• **Exercise description**:
Every line that contains the word "content" should be copied.

----- Data excerpts

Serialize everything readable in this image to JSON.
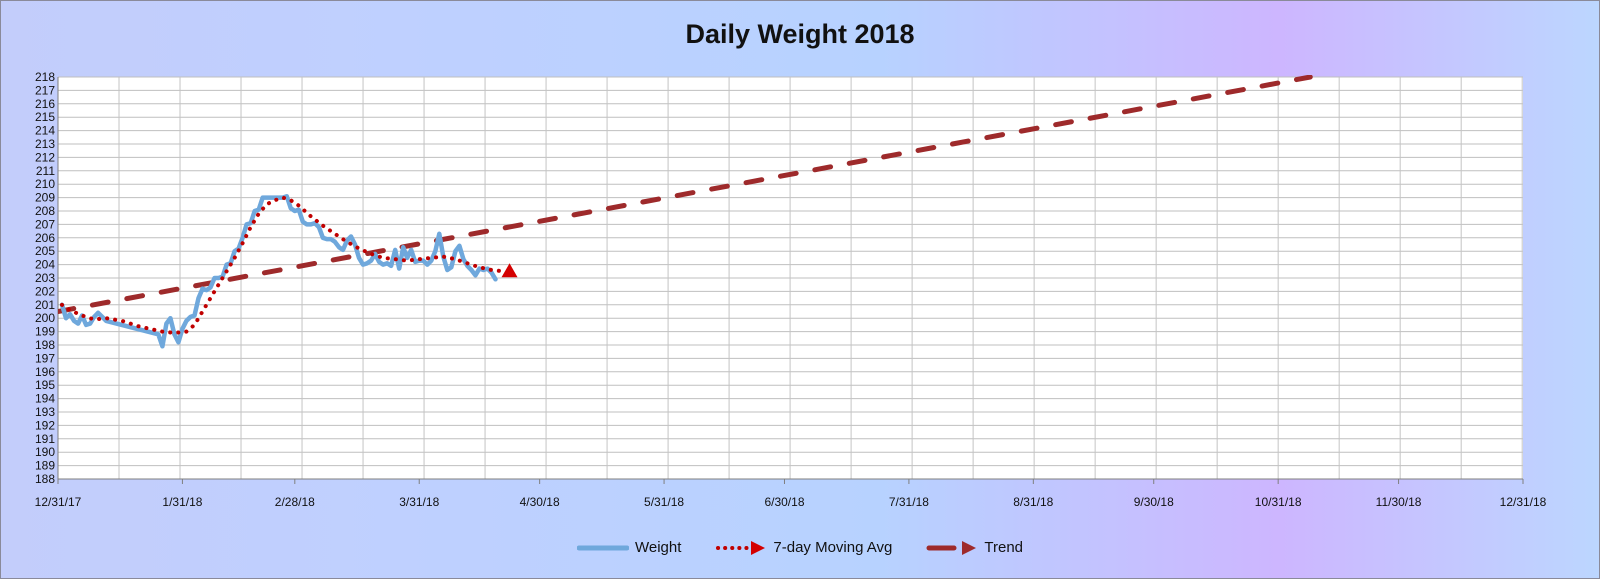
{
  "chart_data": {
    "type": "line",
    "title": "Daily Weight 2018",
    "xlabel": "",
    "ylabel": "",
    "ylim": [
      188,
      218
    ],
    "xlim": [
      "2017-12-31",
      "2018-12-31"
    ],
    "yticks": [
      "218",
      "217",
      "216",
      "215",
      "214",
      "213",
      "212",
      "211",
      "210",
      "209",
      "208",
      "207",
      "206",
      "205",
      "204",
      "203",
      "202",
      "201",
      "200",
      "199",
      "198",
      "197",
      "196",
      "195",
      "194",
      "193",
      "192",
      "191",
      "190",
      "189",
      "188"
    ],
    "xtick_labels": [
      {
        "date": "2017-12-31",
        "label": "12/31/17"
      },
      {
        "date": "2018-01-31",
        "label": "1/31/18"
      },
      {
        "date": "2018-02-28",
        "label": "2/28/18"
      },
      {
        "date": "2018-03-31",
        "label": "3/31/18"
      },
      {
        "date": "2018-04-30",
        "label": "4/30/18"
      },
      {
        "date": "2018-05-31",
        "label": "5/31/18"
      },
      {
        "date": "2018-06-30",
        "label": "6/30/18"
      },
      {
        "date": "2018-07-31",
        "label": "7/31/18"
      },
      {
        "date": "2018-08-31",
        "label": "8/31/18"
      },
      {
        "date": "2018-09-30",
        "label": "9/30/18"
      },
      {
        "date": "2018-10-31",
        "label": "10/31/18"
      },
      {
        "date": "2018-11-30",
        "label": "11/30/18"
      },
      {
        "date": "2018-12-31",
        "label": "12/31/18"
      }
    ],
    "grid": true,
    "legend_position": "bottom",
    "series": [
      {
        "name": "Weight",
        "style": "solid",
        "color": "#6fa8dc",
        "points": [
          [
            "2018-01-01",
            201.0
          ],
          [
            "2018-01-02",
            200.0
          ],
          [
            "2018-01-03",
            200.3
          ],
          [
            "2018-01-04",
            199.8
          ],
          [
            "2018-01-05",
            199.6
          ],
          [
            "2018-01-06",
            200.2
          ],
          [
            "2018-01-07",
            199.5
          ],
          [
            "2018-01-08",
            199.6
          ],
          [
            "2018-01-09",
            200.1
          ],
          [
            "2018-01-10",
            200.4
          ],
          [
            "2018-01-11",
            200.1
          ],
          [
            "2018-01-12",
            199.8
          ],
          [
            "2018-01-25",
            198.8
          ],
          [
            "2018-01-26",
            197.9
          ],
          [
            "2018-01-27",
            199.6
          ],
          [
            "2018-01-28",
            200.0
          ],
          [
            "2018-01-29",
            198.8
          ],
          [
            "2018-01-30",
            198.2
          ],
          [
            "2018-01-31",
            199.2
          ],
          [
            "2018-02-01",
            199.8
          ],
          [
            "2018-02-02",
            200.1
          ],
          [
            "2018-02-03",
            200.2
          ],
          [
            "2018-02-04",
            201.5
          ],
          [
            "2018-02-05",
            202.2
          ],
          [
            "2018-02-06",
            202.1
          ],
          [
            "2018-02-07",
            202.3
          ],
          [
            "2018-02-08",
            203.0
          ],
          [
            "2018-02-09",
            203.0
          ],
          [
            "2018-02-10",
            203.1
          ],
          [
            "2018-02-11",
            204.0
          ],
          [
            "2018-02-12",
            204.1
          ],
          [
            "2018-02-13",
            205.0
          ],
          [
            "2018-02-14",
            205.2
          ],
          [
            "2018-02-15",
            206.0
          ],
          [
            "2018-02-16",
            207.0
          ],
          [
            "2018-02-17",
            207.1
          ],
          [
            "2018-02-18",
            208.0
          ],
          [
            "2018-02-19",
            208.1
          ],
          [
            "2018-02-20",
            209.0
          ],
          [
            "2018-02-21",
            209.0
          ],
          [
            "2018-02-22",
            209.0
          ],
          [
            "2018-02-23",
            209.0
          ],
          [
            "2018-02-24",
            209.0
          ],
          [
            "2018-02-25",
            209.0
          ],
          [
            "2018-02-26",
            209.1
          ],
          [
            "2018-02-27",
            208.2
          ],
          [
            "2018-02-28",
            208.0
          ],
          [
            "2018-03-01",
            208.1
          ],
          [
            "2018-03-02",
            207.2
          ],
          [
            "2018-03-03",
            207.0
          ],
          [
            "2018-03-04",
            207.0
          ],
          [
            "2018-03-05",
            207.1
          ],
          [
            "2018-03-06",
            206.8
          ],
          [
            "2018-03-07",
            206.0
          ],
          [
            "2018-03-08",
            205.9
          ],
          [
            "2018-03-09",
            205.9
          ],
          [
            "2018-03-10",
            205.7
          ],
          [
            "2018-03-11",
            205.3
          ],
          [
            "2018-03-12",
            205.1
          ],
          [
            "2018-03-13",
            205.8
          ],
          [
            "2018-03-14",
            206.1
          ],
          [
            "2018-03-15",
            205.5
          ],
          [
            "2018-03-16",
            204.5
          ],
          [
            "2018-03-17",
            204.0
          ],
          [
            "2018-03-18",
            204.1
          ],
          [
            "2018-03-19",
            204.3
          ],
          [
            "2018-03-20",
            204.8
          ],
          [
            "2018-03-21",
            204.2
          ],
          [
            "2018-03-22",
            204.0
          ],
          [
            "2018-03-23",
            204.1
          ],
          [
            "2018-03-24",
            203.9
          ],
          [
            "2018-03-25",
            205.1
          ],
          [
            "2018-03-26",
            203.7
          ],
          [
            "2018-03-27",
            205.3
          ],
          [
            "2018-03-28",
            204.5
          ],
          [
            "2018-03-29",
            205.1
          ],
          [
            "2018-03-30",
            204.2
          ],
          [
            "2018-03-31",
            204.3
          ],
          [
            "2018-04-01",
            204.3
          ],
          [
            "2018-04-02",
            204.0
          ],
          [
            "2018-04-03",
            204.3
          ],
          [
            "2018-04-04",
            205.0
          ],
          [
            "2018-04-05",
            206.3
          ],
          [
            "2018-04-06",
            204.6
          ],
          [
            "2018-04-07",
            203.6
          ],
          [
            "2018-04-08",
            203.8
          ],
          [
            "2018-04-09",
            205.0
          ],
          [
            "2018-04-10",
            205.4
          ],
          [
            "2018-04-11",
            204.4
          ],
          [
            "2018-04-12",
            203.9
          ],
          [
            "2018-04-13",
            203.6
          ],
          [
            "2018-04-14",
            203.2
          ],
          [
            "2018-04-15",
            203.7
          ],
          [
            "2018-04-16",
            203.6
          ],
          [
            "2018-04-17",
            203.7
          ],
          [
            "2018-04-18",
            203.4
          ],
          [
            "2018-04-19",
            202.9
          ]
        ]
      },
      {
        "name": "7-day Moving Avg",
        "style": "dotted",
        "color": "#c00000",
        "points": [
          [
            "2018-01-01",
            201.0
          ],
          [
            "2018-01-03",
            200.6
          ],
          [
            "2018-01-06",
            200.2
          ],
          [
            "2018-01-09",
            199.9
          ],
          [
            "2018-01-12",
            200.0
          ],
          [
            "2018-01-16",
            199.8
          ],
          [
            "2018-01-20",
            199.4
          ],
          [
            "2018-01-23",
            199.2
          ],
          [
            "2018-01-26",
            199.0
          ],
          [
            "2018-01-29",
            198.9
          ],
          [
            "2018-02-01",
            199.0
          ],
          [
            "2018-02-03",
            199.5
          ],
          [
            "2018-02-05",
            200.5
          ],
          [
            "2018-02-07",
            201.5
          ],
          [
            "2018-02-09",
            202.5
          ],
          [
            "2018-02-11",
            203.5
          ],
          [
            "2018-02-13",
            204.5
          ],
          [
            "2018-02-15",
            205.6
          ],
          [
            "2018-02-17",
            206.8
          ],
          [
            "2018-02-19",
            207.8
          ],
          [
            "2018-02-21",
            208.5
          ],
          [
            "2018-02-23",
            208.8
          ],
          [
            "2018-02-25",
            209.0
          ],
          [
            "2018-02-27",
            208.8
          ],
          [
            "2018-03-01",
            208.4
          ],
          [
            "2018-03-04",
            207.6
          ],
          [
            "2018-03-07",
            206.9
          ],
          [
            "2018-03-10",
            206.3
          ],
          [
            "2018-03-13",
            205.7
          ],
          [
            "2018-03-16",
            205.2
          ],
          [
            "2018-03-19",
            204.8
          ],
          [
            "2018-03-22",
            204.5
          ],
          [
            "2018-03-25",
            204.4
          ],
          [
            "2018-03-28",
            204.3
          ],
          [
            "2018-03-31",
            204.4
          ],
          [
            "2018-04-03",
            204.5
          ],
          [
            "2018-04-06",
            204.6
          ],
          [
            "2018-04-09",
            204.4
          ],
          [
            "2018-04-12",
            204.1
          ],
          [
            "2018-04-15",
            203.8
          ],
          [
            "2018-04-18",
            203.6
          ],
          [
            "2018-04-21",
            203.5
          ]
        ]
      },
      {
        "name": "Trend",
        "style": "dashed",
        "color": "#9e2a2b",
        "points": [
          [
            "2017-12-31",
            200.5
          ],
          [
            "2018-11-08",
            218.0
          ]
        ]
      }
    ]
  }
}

----------
----- Data excerpts

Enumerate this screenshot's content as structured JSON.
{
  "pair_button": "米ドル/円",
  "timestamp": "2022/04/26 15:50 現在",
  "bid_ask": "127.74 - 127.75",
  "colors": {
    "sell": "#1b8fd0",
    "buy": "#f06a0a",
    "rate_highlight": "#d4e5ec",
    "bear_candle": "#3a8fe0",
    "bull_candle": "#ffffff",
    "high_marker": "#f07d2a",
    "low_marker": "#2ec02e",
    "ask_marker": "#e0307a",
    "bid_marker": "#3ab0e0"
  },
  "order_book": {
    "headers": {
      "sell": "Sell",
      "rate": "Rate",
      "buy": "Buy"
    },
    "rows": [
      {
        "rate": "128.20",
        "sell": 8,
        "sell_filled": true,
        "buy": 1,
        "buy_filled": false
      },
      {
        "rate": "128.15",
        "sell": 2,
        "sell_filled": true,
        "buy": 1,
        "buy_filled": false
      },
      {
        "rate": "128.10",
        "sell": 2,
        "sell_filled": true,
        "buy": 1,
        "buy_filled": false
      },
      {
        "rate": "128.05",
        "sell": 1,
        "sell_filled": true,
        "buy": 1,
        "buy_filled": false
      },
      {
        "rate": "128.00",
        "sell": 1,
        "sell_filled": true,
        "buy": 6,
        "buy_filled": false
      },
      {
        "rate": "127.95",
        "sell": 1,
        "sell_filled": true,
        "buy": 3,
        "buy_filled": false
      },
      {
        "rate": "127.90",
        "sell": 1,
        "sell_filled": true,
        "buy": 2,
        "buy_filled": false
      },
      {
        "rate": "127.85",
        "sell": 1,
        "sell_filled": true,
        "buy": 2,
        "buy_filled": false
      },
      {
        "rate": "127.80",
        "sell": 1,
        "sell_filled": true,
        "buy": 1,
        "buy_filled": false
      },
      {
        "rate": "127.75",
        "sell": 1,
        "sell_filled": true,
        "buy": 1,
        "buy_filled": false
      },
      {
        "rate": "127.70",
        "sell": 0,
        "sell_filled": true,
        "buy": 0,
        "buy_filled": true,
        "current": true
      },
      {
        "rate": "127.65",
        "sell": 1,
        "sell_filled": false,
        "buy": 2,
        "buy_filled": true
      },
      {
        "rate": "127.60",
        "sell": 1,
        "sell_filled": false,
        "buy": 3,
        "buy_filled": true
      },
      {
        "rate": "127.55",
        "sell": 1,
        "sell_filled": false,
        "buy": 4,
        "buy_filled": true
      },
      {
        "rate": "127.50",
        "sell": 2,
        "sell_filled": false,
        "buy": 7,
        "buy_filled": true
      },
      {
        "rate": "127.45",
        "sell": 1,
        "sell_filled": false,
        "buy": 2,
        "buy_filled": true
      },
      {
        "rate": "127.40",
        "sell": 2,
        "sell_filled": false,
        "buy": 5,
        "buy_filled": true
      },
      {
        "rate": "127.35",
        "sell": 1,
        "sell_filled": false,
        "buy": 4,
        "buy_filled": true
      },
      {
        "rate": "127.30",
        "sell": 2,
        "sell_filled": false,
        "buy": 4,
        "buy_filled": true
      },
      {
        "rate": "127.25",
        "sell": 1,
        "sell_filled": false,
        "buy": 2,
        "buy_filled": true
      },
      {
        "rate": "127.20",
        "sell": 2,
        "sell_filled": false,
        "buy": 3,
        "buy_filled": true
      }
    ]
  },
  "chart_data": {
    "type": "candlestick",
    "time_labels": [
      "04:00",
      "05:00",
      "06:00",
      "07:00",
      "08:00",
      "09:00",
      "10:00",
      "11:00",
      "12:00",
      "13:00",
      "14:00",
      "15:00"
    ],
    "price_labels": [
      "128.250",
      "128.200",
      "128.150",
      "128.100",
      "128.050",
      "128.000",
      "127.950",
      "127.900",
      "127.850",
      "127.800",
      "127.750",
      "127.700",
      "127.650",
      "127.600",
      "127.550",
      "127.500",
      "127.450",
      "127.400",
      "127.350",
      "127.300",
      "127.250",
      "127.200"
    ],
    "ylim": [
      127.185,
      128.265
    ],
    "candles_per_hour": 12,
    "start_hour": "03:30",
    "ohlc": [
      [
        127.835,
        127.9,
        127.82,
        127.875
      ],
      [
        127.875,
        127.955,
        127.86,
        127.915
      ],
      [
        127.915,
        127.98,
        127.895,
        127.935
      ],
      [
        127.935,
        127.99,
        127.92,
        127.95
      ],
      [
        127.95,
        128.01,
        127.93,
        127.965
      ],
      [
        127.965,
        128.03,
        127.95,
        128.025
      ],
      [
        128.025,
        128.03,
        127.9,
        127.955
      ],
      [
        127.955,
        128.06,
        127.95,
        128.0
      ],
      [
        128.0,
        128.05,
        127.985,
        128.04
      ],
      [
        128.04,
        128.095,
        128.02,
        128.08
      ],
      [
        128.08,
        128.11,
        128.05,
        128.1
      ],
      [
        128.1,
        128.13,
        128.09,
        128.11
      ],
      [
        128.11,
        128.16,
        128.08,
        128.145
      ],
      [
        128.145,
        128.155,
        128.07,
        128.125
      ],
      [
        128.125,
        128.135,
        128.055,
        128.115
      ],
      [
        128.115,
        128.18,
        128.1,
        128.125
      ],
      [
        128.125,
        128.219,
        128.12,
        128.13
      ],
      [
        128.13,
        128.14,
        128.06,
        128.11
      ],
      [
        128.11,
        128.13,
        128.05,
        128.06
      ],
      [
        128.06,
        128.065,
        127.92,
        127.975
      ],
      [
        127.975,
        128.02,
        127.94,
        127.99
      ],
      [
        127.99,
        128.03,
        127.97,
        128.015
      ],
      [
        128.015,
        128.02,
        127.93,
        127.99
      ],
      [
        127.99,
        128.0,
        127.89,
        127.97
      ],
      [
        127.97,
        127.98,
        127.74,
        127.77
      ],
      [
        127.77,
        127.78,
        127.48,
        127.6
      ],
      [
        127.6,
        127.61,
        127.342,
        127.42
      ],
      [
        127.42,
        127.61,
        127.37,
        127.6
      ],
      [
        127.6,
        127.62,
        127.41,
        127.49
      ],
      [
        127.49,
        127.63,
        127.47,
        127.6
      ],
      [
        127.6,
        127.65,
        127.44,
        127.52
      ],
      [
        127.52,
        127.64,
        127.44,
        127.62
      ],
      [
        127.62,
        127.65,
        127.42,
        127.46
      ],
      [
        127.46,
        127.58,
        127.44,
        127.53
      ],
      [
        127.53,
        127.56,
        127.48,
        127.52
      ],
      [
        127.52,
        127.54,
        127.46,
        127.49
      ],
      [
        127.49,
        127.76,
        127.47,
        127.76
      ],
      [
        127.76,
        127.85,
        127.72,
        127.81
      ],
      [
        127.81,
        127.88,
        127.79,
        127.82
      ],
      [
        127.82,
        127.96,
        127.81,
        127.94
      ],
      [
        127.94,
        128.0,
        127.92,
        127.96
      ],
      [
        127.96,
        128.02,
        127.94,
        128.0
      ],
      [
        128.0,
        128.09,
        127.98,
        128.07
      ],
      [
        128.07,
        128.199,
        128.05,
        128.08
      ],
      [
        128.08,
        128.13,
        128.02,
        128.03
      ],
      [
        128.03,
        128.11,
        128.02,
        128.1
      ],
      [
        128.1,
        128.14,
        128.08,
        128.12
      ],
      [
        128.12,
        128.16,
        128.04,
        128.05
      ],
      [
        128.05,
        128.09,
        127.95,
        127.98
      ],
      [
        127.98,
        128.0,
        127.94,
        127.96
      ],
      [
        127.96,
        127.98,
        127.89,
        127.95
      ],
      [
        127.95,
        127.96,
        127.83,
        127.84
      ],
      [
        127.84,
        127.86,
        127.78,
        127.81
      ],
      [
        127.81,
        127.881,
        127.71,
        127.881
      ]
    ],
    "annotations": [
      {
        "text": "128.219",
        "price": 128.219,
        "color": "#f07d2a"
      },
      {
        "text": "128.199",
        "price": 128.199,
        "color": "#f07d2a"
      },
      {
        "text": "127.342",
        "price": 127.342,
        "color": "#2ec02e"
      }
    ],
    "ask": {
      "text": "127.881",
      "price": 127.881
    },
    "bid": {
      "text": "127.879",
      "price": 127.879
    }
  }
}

----------
----- Data excerpts

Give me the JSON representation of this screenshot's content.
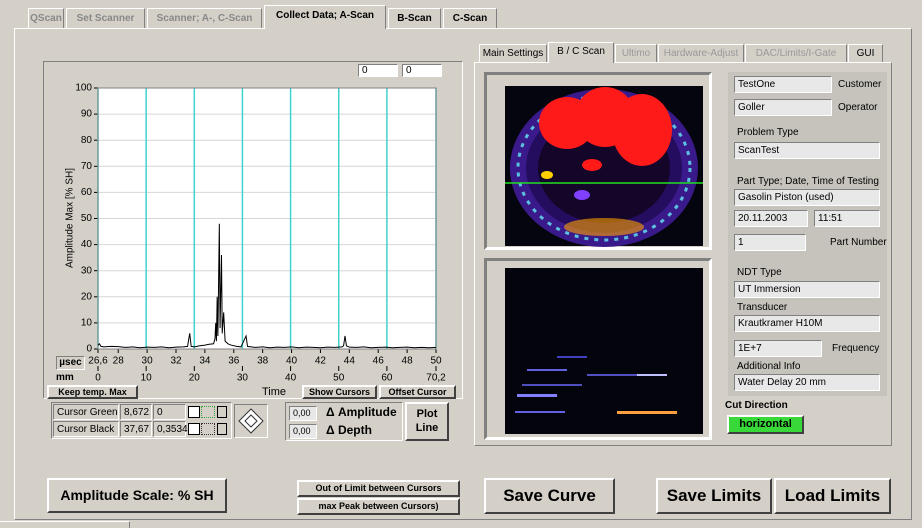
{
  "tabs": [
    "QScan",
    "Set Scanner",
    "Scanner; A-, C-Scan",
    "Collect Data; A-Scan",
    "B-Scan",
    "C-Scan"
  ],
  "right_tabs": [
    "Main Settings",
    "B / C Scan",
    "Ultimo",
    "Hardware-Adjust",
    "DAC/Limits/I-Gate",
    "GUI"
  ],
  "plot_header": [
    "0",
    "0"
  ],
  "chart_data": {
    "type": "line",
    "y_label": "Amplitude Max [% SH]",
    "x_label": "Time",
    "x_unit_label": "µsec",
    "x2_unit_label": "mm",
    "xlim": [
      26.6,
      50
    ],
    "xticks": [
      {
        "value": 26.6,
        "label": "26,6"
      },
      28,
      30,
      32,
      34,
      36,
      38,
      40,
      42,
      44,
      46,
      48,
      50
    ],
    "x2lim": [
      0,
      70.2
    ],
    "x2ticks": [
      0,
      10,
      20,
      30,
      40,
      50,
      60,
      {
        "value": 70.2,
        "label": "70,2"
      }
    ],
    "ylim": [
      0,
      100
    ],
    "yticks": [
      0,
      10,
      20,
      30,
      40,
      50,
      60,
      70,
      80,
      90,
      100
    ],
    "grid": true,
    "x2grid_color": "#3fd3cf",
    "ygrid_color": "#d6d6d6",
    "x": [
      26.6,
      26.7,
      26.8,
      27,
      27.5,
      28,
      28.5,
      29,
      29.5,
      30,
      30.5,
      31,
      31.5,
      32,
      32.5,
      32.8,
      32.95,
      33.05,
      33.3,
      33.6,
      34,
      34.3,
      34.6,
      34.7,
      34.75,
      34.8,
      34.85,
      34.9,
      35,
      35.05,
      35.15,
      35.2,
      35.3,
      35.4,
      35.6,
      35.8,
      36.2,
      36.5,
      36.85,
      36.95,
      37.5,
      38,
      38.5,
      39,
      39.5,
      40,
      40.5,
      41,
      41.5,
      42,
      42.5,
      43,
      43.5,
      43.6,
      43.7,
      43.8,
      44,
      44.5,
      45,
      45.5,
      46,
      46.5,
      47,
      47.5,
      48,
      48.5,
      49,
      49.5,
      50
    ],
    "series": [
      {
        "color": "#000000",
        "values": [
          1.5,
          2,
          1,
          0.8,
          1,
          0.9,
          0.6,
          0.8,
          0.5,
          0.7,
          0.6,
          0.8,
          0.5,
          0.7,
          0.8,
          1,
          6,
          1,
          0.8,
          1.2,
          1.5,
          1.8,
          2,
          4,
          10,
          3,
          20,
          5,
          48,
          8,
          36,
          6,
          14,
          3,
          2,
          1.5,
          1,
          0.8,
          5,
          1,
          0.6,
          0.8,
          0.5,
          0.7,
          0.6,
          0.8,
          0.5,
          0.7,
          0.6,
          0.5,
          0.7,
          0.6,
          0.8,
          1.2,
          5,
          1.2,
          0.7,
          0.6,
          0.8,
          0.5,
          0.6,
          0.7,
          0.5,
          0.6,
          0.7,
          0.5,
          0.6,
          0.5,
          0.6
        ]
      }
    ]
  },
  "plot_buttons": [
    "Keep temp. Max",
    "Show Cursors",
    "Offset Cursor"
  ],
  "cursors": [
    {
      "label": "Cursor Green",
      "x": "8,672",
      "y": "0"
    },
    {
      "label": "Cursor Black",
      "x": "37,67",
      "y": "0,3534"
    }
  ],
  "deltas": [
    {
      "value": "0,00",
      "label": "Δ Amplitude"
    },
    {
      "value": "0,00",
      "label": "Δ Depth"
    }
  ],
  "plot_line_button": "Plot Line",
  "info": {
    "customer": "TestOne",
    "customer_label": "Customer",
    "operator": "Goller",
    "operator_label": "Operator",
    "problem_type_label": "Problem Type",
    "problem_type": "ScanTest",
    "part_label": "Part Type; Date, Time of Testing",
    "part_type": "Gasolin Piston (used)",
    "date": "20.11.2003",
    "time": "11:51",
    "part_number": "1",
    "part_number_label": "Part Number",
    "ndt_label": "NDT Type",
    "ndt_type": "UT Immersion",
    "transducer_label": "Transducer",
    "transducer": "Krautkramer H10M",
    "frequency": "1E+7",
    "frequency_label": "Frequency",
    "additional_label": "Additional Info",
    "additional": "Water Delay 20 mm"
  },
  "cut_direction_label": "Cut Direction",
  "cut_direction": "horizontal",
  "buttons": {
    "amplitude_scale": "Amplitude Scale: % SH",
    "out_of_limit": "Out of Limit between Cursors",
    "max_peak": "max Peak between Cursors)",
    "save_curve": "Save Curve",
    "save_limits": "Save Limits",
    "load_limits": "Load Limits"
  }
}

----------

• **Solution**:
Enumerate this screenshot's content as structured JSON.
Give me the JSON representation of this screenshot's content.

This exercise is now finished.